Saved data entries
────────────────────
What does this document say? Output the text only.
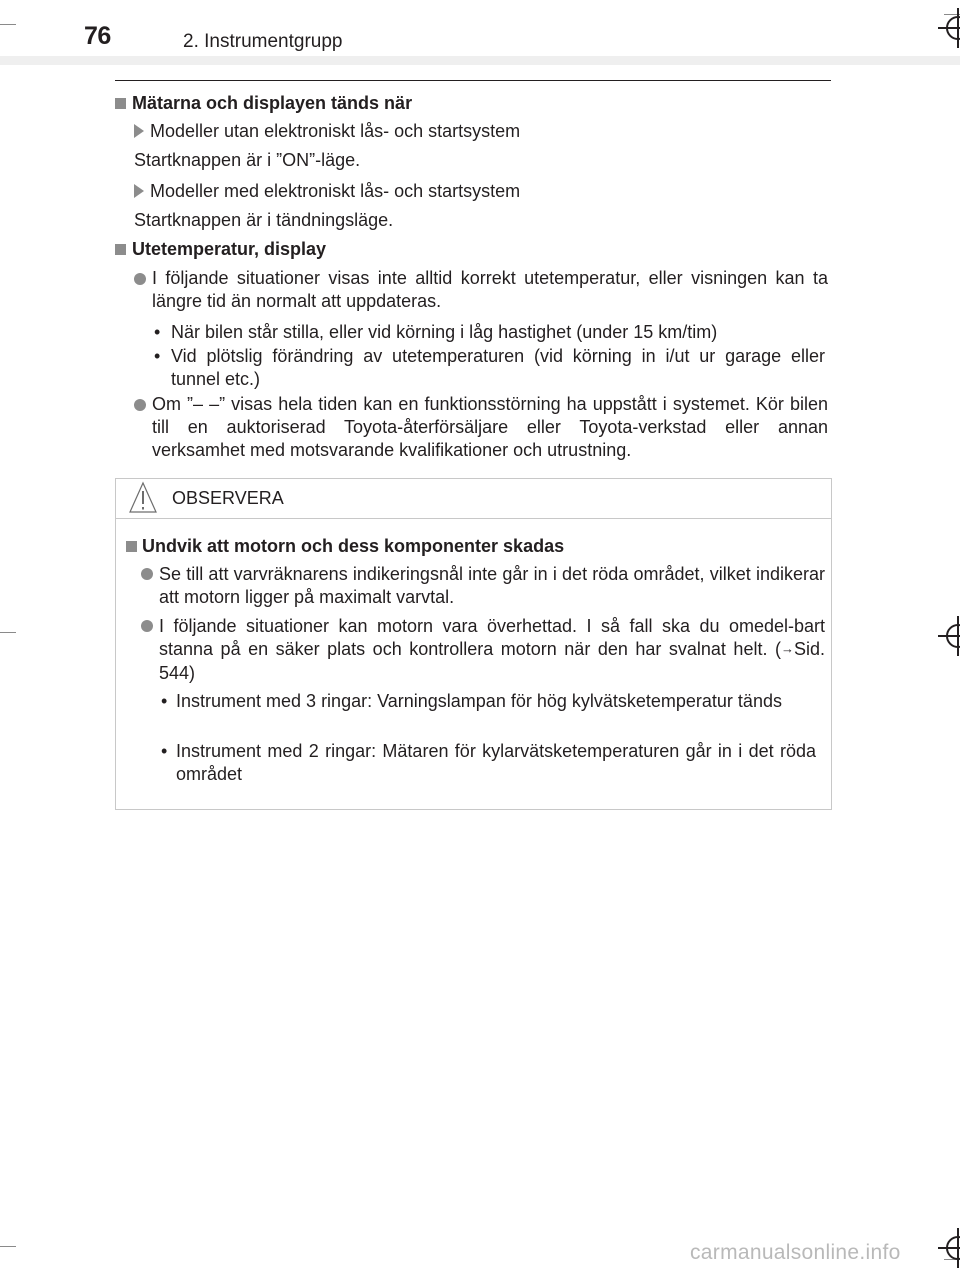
76	2. Instrumentgrupp
Mätarna och displayen tänds när
Modeller utan elektroniskt lås- och startsystem
Startknappen är i ”ON”-läge.
Modeller med elektroniskt lås- och startsystem
Startknappen är i tändningsläge.
Utetemperatur, display
I följande situationer visas inte alltid korrekt utetemperatur, eller visningen kan ta längre tid än normalt att uppdateras.
• När bilen står stilla, eller vid körning i låg hastighet (under 15 km/tim)
• Vid plötslig förändring av utetemperaturen (vid körning in i/ut ur garage eller tunnel etc.)
Om ”– –” visas hela tiden kan en funktionsstörning ha uppstått i systemet. Kör bilen till en auktoriserad Toyota-återförsäljare eller Toyota-verkstad eller annan verksamhet med motsvarande kvalifikationer och utrustning.
OBSERVERA
Undvik att motorn och dess komponenter skadas
Se till att varvräknarens indikeringsnål inte går in i det röda området, vilket indikerar att motorn ligger på maximalt varvtal.
I följande situationer kan motorn vara överhettad. I så fall ska du omedel-bart stanna på en säker plats och kontrollera motorn när den har svalnat helt. (→Sid. 544)
• Instrument med 3 ringar: Varningslampan för hög kylvätsketemperatur tänds
• Instrument med 2 ringar: Mätaren för kylarvätsketemperaturen går in i det röda området
carmanualsonline.info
────────────────────
EXERCISE BRIEF: From the listing above, return each line with the word "visas".

RESULT OF THE EXERCISE:
I följande situationer visas inte alltid korrekt utetemperatur, eller visningen kan ta längre tid än normalt att uppdateras.
Om ”– –” visas hela tiden kan en funktionsstörning ha uppstått i systemet. Kör bilen till en auktoriserad Toyota-återförsäljare eller Toyota-verkstad eller annan verksamhet med motsvarande kvalifikationer och utrustning.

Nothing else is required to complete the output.